Lines of data
------------------------------------------------------------

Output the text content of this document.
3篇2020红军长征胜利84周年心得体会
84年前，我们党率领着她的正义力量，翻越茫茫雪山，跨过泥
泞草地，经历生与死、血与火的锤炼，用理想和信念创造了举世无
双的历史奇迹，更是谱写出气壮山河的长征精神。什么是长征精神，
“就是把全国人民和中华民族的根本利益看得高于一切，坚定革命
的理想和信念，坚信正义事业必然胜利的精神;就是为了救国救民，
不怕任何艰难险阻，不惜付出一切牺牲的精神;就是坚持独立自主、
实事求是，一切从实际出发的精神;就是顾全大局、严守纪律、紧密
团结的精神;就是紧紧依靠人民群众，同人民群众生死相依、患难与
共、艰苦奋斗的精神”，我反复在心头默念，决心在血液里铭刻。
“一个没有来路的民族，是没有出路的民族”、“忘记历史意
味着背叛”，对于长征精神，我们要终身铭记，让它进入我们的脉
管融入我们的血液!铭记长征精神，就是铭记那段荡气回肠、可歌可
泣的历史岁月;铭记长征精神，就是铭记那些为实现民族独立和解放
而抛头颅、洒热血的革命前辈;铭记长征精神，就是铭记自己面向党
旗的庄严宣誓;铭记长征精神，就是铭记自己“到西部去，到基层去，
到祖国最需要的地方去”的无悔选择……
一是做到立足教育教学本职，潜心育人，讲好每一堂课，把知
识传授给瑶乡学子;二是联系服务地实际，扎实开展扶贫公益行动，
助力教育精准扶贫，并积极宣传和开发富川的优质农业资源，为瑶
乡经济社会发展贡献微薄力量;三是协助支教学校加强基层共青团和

------------------------------------------------------------

**JOB:**
Could you quote the material above in full, exactly as it stands?

**OUTPUT FOR THIS EXERCISE:**
Output the text content of this document.
3篇2020红军长征胜利84周年心得体会
84年前，我们党率领着她的正义力量，翻越茫茫雪山，跨过泥
泞草地，经历生与死、血与火的锤炼，用理想和信念创造了举世无
双的历史奇迹，更是谱写出气壮山河的长征精神。什么是长征精神，
“就是把全国人民和中华民族的根本利益看得高于一切，坚定革命
的理想和信念，坚信正义事业必然胜利的精神;就是为了救国救民，
不怕任何艰难险阻，不惜付出一切牺牲的精神;就是坚持独立自主、
实事求是，一切从实际出发的精神;就是顾全大局、严守纪律、紧密
团结的精神;就是紧紧依靠人民群众，同人民群众生死相依、患难与
共、艰苦奋斗的精神”，我反复在心头默念，决心在血液里铭刻。
“一个没有来路的民族，是没有出路的民族”、“忘记历史意
味着背叛”，对于长征精神，我们要终身铭记，让它进入我们的脉
管融入我们的血液!铭记长征精神，就是铭记那段荡气回肠、可歌可
泣的历史岁月;铭记长征精神，就是铭记那些为实现民族独立和解放
而抛头颅、洒热血的革命前辈;铭记长征精神，就是铭记自己面向党
旗的庄严宣誓;铭记长征精神，就是铭记自己“到西部去，到基层去，
到祖国最需要的地方去”的无悔选择……
一是做到立足教育教学本职，潜心育人，讲好每一堂课，把知
识传授给瑶乡学子;二是联系服务地实际，扎实开展扶贫公益行动，
助力教育精准扶贫，并积极宣传和开发富川的优质农业资源，为瑶
乡经济社会发展贡献微薄力量;三是协助支教学校加强基层共青团和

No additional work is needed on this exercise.